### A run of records
****************************************

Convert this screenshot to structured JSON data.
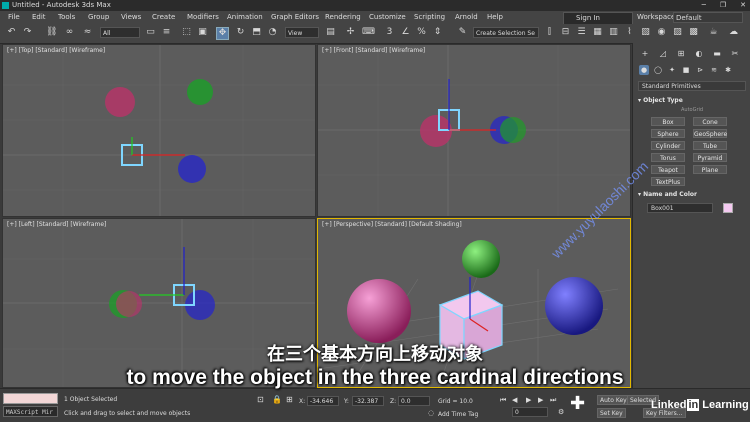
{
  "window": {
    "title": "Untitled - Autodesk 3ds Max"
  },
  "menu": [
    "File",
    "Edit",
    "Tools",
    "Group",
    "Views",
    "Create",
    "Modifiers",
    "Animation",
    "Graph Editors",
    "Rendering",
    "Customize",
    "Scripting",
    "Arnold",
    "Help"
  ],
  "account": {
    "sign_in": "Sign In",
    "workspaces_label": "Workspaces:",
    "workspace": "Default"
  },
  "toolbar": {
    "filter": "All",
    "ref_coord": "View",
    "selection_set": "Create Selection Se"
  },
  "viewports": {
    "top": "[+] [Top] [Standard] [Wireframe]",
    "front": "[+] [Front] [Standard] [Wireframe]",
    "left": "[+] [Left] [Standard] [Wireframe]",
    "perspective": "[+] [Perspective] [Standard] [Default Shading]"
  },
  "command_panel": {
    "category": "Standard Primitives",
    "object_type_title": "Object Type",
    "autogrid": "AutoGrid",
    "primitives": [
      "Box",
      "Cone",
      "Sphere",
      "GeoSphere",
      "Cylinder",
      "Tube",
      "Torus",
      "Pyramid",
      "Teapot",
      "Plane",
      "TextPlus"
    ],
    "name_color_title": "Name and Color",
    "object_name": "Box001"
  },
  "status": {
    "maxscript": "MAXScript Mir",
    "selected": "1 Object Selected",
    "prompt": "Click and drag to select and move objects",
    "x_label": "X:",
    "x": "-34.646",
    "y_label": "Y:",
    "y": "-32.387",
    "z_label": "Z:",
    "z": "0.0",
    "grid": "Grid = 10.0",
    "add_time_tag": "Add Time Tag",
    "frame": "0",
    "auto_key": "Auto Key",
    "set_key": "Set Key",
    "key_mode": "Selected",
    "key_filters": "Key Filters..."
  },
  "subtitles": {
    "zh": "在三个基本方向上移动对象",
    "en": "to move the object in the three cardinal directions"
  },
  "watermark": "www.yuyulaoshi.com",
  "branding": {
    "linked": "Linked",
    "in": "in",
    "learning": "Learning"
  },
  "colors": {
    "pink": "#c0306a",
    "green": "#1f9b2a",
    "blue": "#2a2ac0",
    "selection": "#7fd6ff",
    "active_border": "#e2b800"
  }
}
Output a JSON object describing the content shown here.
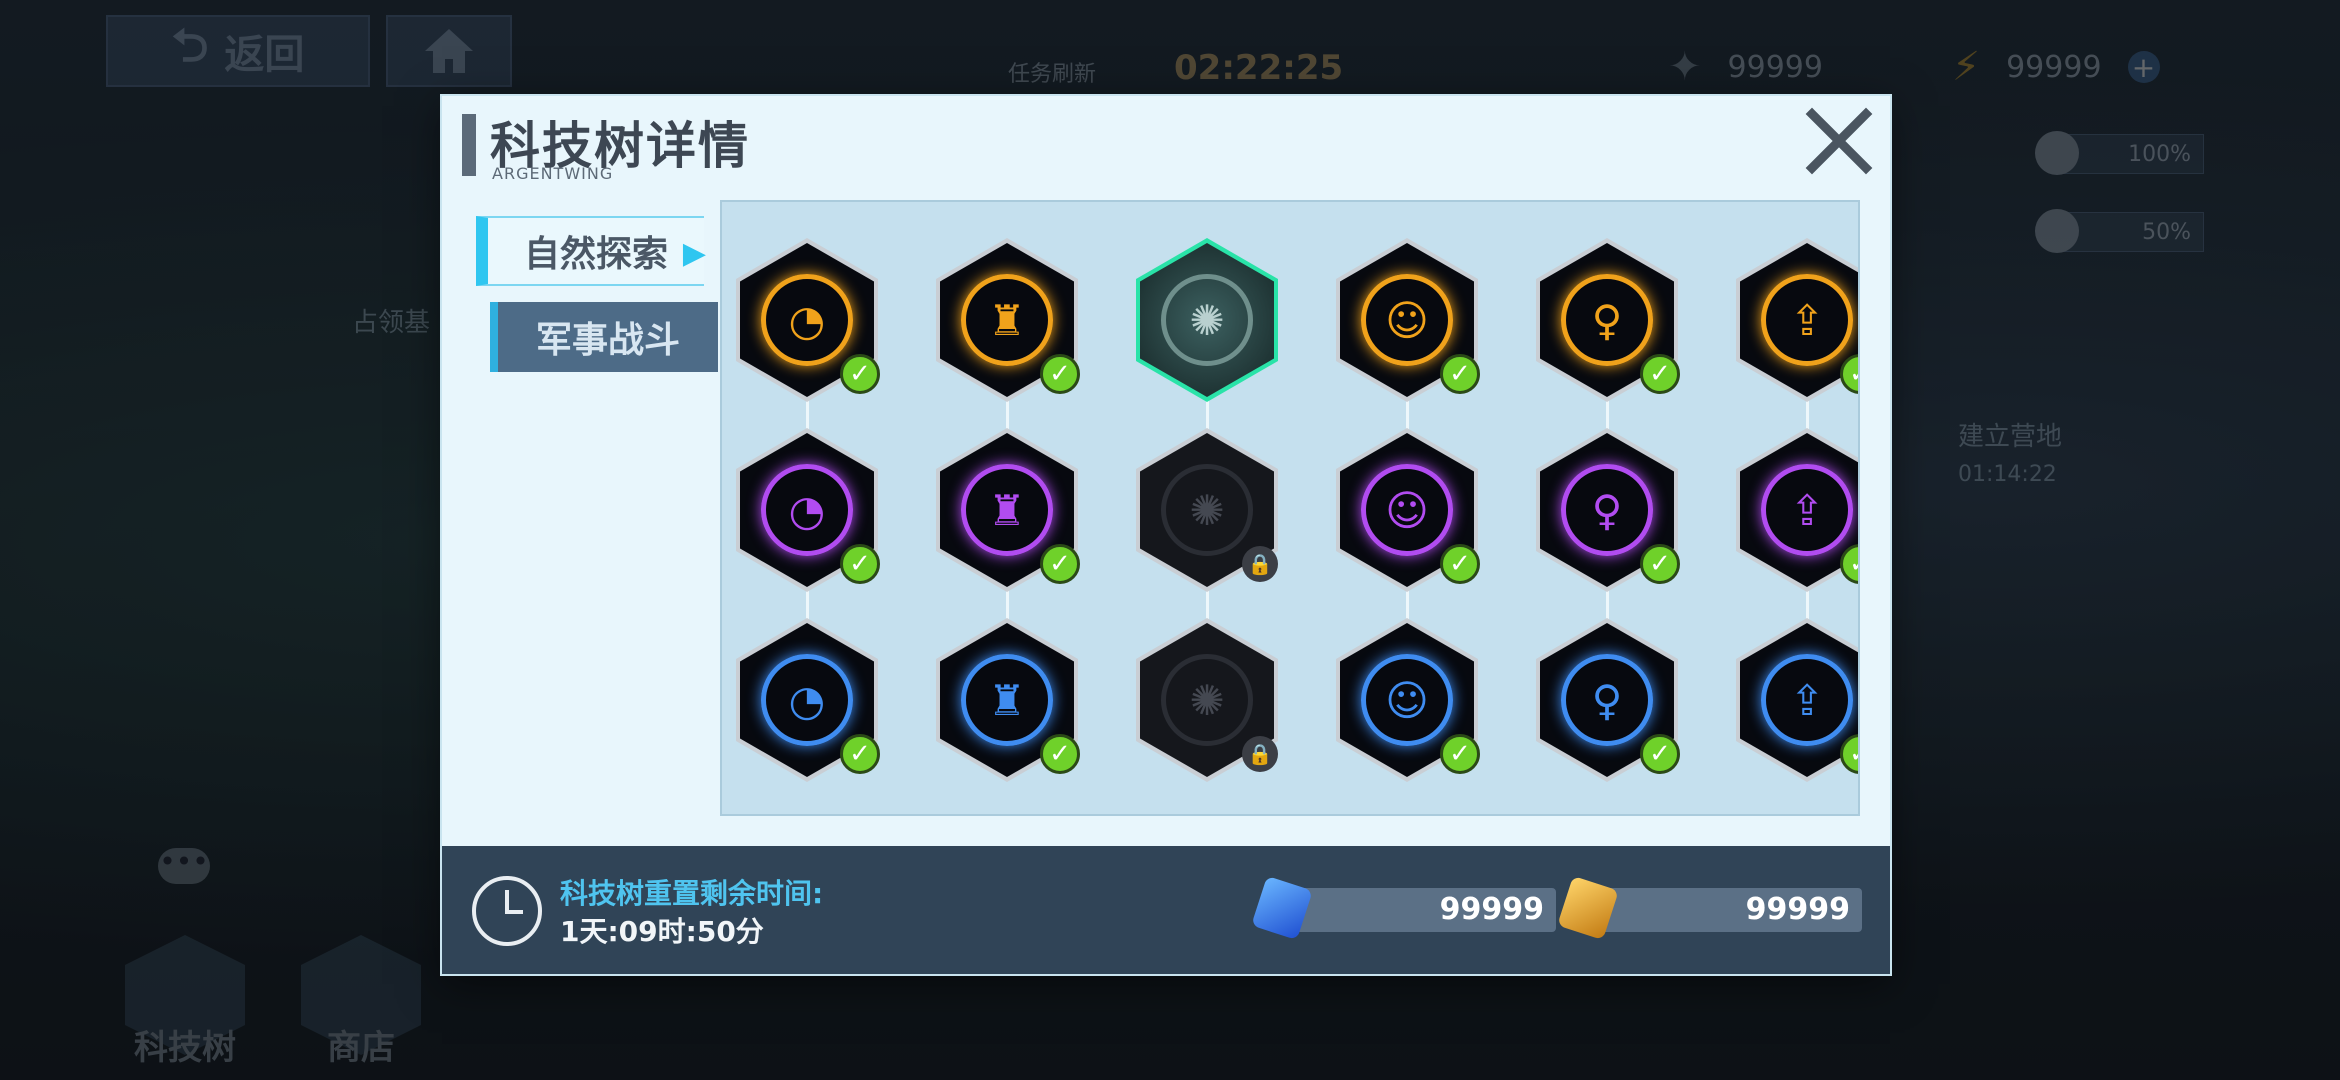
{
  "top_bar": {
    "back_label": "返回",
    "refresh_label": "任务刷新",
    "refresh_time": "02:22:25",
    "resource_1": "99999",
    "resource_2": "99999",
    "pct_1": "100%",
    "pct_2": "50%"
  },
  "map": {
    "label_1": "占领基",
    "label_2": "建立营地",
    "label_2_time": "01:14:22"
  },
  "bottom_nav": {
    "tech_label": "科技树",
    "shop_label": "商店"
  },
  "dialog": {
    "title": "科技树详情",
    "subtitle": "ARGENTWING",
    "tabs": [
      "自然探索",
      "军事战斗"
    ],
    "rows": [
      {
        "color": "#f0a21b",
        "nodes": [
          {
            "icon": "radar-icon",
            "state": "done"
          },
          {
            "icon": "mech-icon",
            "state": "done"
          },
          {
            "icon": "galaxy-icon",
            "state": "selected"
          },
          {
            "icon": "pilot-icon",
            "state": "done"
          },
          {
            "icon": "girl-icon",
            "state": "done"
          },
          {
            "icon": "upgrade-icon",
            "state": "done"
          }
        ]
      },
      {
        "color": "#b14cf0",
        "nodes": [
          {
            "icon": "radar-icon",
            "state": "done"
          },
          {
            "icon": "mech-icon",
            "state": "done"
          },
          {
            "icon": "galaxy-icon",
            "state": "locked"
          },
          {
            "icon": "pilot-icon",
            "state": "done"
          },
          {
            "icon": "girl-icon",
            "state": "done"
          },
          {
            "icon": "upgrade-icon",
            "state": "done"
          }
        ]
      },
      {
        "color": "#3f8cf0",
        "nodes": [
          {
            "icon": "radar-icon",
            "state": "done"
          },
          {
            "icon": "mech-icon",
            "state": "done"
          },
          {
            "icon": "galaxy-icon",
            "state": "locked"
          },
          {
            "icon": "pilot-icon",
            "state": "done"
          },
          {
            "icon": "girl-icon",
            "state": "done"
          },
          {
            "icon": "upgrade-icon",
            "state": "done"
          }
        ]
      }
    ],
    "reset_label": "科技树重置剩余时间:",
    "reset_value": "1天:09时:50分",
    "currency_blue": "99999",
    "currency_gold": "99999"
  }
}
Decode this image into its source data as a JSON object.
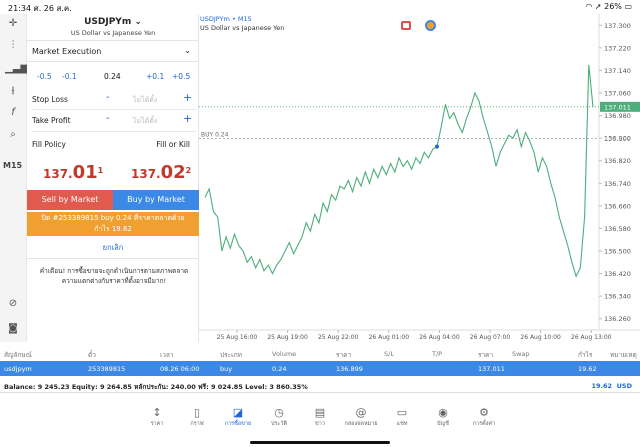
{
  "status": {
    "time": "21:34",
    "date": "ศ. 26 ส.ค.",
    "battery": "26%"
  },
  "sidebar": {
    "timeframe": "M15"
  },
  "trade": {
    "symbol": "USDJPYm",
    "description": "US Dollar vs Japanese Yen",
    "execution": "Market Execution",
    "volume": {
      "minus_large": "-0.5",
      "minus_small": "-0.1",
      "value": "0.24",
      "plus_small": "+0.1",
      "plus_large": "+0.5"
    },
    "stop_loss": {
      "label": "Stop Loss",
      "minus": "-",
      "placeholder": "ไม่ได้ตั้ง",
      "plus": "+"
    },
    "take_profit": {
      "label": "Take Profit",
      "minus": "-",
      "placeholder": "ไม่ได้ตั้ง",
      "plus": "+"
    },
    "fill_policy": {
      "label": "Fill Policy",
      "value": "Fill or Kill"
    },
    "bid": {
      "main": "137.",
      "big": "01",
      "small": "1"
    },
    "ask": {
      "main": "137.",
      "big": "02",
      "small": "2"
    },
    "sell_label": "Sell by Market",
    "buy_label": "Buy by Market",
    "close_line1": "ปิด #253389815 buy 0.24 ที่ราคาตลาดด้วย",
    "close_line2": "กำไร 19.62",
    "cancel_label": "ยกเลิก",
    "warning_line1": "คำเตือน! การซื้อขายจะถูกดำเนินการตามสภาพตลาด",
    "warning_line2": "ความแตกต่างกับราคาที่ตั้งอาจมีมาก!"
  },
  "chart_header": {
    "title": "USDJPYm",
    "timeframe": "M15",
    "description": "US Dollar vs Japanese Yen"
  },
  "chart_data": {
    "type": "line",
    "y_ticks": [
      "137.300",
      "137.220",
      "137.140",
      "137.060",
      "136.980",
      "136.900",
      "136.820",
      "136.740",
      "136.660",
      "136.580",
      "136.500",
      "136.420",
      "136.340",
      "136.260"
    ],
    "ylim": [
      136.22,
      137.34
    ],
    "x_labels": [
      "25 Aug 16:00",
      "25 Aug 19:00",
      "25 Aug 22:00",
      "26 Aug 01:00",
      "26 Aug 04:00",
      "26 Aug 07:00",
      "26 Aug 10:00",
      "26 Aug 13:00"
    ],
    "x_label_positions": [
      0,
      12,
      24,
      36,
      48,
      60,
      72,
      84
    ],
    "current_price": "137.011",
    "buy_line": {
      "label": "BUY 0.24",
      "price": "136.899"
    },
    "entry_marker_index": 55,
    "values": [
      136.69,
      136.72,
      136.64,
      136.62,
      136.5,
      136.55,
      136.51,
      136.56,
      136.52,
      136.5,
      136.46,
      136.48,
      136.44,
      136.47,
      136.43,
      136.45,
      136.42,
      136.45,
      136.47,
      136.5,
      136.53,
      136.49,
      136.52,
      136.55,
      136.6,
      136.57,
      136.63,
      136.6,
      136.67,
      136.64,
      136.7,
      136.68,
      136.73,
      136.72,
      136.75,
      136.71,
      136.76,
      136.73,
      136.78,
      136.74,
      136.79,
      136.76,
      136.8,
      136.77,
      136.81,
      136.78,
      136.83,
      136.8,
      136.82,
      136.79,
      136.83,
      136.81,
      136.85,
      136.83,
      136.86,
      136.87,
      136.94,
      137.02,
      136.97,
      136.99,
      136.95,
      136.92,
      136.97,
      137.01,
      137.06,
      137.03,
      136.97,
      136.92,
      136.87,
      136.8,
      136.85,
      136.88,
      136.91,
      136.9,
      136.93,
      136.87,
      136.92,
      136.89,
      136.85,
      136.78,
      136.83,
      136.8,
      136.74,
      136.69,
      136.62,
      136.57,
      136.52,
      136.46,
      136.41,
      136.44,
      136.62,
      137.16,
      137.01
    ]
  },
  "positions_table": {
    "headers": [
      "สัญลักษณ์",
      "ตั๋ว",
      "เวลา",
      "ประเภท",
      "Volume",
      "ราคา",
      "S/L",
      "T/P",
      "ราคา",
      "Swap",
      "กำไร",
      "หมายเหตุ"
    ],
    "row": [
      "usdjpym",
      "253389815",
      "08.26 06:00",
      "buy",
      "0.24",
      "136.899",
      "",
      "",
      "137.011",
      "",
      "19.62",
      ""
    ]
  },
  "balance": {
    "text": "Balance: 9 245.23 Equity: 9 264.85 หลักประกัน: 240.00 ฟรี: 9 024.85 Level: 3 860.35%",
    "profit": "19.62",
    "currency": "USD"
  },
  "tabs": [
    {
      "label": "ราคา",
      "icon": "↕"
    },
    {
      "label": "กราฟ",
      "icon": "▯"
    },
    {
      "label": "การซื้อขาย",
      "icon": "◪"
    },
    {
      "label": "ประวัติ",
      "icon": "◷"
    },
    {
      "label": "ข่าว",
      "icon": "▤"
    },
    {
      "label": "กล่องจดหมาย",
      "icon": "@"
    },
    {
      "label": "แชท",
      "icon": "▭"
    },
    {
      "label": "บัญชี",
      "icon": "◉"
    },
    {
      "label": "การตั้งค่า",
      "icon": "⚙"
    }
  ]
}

****************************************

### Set problem
Go through the listing above and pull out each line containing the word "Default".

### Result below
    "workspace": "Default"
    "perspective": "[+] [Perspective] [Standard] [Default Shading]"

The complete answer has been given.